> _Your objective_
Would you set down every entry shown below, precisely as written?

Stored items:
· · · ·

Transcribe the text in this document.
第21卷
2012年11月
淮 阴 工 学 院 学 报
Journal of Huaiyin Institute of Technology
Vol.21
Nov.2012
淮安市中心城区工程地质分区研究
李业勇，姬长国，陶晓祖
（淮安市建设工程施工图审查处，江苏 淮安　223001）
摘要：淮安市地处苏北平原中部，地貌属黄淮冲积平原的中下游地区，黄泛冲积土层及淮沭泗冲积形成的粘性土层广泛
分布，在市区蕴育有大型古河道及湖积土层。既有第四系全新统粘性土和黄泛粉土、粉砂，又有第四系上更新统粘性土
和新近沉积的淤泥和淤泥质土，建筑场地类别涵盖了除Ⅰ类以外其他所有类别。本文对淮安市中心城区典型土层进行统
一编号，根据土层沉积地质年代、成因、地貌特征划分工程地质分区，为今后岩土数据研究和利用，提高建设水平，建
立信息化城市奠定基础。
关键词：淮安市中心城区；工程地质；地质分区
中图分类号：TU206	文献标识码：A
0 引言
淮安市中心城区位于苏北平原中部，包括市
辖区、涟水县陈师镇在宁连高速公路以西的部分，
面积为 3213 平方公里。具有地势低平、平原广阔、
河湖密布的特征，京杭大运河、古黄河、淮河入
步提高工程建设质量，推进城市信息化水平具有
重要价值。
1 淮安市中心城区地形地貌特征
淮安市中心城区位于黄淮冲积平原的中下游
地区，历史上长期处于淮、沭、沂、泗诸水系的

· · · ·

> _Response to this task_
Transcribe the text in this document.
第21卷
2012年11月
淮 阴 工 学 院 学 报
Journal of Huaiyin Institute of Technology
Vol.21
Nov.2012
淮安市中心城区工程地质分区研究
李业勇，姬长国，陶晓祖
（淮安市建设工程施工图审查处，江苏 淮安　223001）
摘要：淮安市地处苏北平原中部，地貌属黄淮冲积平原的中下游地区，黄泛冲积土层及淮沭泗冲积形成的粘性土层广泛
分布，在市区蕴育有大型古河道及湖积土层。既有第四系全新统粘性土和黄泛粉土、粉砂，又有第四系上更新统粘性土
和新近沉积的淤泥和淤泥质土，建筑场地类别涵盖了除Ⅰ类以外其他所有类别。本文对淮安市中心城区典型土层进行统
一编号，根据土层沉积地质年代、成因、地貌特征划分工程地质分区，为今后岩土数据研究和利用，提高建设水平，建
立信息化城市奠定基础。
关键词：淮安市中心城区；工程地质；地质分区
中图分类号：TU206	文献标识码：A
0 引言
淮安市中心城区位于苏北平原中部，包括市
辖区、涟水县陈师镇在宁连高速公路以西的部分，
面积为 3213 平方公里。具有地势低平、平原广阔、
河湖密布的特征，京杭大运河、古黄河、淮河入
步提高工程建设质量，推进城市信息化水平具有
重要价值。
1 淮安市中心城区地形地貌特征
淮安市中心城区位于黄淮冲积平原的中下游
地区，历史上长期处于淮、沭、沂、泗诸水系的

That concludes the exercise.